» **Directive**:
Pull out from the material below all lines with "this".

── Provided records

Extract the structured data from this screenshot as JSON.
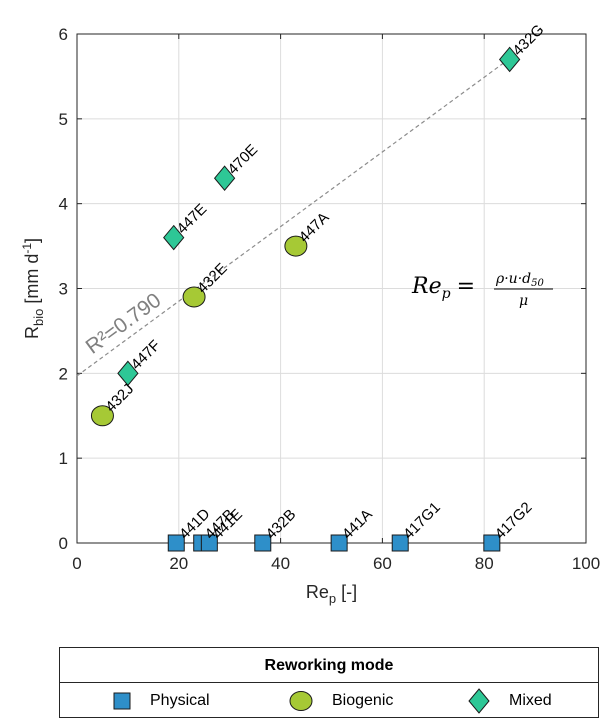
{
  "chart_data": {
    "type": "scatter",
    "xlabel": "Re",
    "xlabel_sub": "p",
    "xlabel_unit": " [-]",
    "ylabel": "R",
    "ylabel_sub": "bio",
    "ylabel_unit_pre": " [mm d",
    "ylabel_unit_sup": "-1",
    "ylabel_unit_post": "]",
    "xlim": [
      0,
      100
    ],
    "ylim": [
      0,
      6
    ],
    "xticks": [
      0,
      20,
      40,
      60,
      80,
      100
    ],
    "yticks": [
      0,
      1,
      2,
      3,
      4,
      5,
      6
    ],
    "grid": true,
    "fit": {
      "slope": 0.044,
      "intercept": 1.97,
      "r2_text": "R²=0.790",
      "style": "dashed"
    },
    "formula": {
      "lhs": "Re",
      "lhs_sub": "p",
      "eq": "=",
      "numerator": "ρ·u·d",
      "numerator_sub": "50",
      "denominator": "μ"
    },
    "series": [
      {
        "name": "Physical",
        "marker": "square",
        "color": "#2e8fc9",
        "points": [
          {
            "x": 19.5,
            "y": 0,
            "label": "441D"
          },
          {
            "x": 24.5,
            "y": 0,
            "label": "447B"
          },
          {
            "x": 26.0,
            "y": 0,
            "label": "441E"
          },
          {
            "x": 36.5,
            "y": 0,
            "label": "432B"
          },
          {
            "x": 51.5,
            "y": 0,
            "label": "441A"
          },
          {
            "x": 63.5,
            "y": 0,
            "label": "417G1"
          },
          {
            "x": 81.5,
            "y": 0,
            "label": "417G2"
          }
        ]
      },
      {
        "name": "Biogenic",
        "marker": "circle",
        "color": "#a6c935",
        "points": [
          {
            "x": 5.0,
            "y": 1.5,
            "label": "432J"
          },
          {
            "x": 23.0,
            "y": 2.9,
            "label": "432E"
          },
          {
            "x": 43.0,
            "y": 3.5,
            "label": "447A"
          }
        ]
      },
      {
        "name": "Mixed",
        "marker": "diamond",
        "color": "#2ec796",
        "points": [
          {
            "x": 10.0,
            "y": 2.0,
            "label": "447F"
          },
          {
            "x": 19.0,
            "y": 3.6,
            "label": "447E"
          },
          {
            "x": 29.0,
            "y": 4.3,
            "label": "470E"
          },
          {
            "x": 85.0,
            "y": 5.7,
            "label": "432G"
          }
        ]
      }
    ]
  },
  "legend": {
    "title": "Reworking mode",
    "items": [
      {
        "label": "Physical",
        "marker": "square"
      },
      {
        "label": "Biogenic",
        "marker": "circle"
      },
      {
        "label": "Mixed",
        "marker": "diamond"
      }
    ]
  }
}
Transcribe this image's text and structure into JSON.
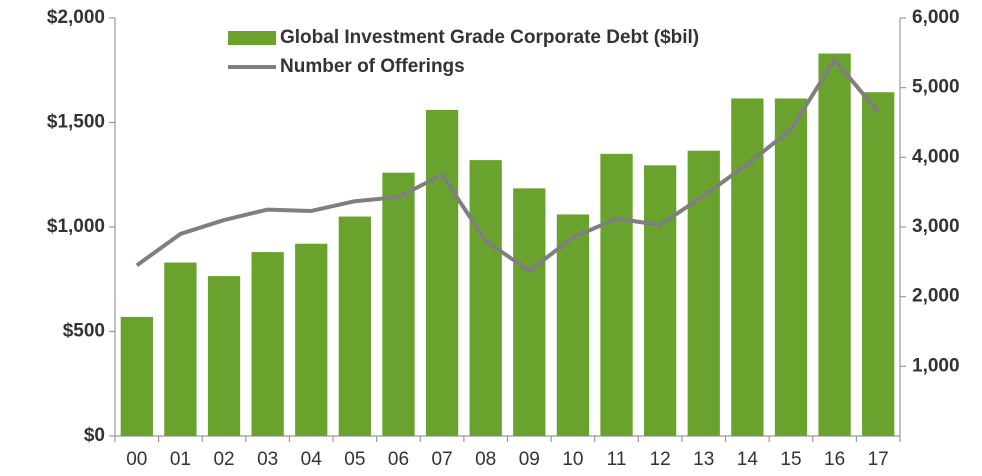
{
  "chart_data": {
    "type": "bar-line",
    "categories": [
      "00",
      "01",
      "02",
      "03",
      "04",
      "05",
      "06",
      "07",
      "08",
      "09",
      "10",
      "11",
      "12",
      "13",
      "14",
      "15",
      "16",
      "17"
    ],
    "series": [
      {
        "name": "Global Investment Grade Corporate Debt ($bil)",
        "color": "#6aa22e",
        "type": "bar",
        "axis": "y",
        "values": [
          570,
          830,
          765,
          880,
          920,
          1050,
          1260,
          1560,
          1320,
          1185,
          1060,
          1350,
          1295,
          1365,
          1615,
          1615,
          1830,
          1645
        ]
      },
      {
        "name": "Number of Offerings",
        "color": "#7f7f7f",
        "type": "line",
        "axis": "y2",
        "values": [
          2450,
          2900,
          3100,
          3250,
          3230,
          3370,
          3430,
          3750,
          2800,
          2370,
          2850,
          3120,
          3030,
          3450,
          3900,
          4400,
          5400,
          4650
        ]
      }
    ],
    "ylim": [
      0,
      2000
    ],
    "yticks": [
      {
        "value": 0,
        "label": "$0"
      },
      {
        "value": 500,
        "label": "$500"
      },
      {
        "value": 1000,
        "label": "$1,000"
      },
      {
        "value": 1500,
        "label": "$1,500"
      },
      {
        "value": 2000,
        "label": "$2,000"
      }
    ],
    "y2lim": [
      0,
      6000
    ],
    "y2ticks": [
      {
        "value": 1000,
        "label": "1,000"
      },
      {
        "value": 2000,
        "label": "2,000"
      },
      {
        "value": 3000,
        "label": "3,000"
      },
      {
        "value": 4000,
        "label": "4,000"
      },
      {
        "value": 5000,
        "label": "5,000"
      },
      {
        "value": 6000,
        "label": "6,000"
      }
    ],
    "grid": false,
    "legend": "top"
  }
}
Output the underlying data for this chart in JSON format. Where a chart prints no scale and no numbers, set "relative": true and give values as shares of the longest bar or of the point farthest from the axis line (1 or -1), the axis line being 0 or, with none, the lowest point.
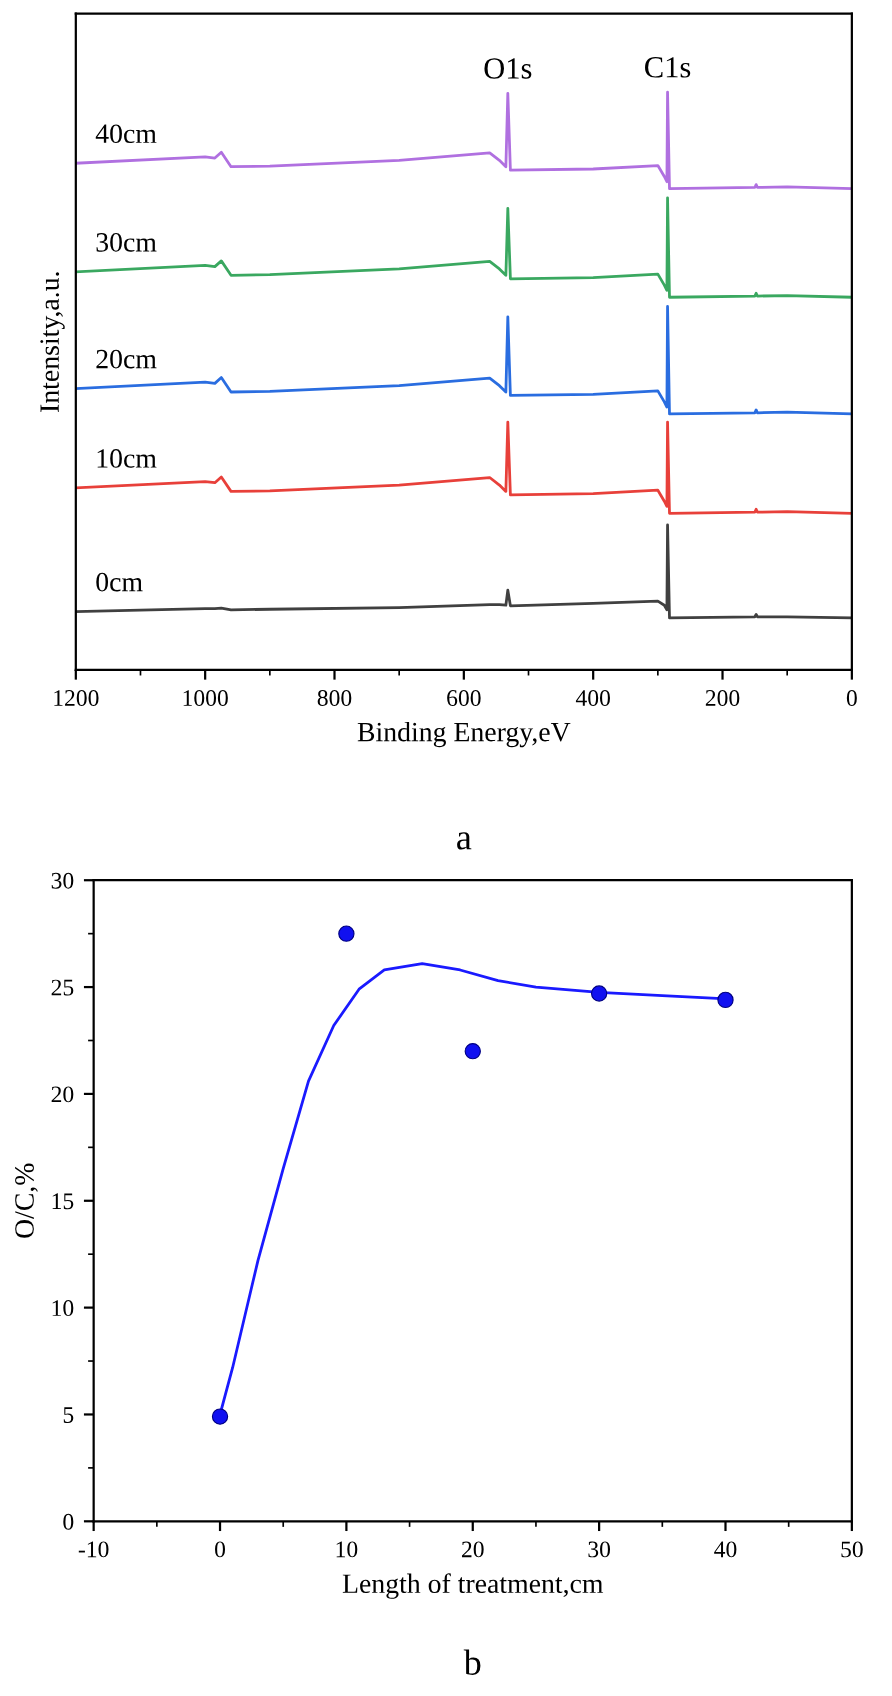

────

» **The solution**:
Extract the structured data from this screenshot as JSON.
Transcribe this image's text and structure into JSON.
Output the underlying data for this chart in JSON format. Where a chart prints no scale and no numbers, set "relative": true and give values as shares of the longest bar or of the point farthest from the axis line (1 or -1), the axis line being 0 or, with none, the lowest point.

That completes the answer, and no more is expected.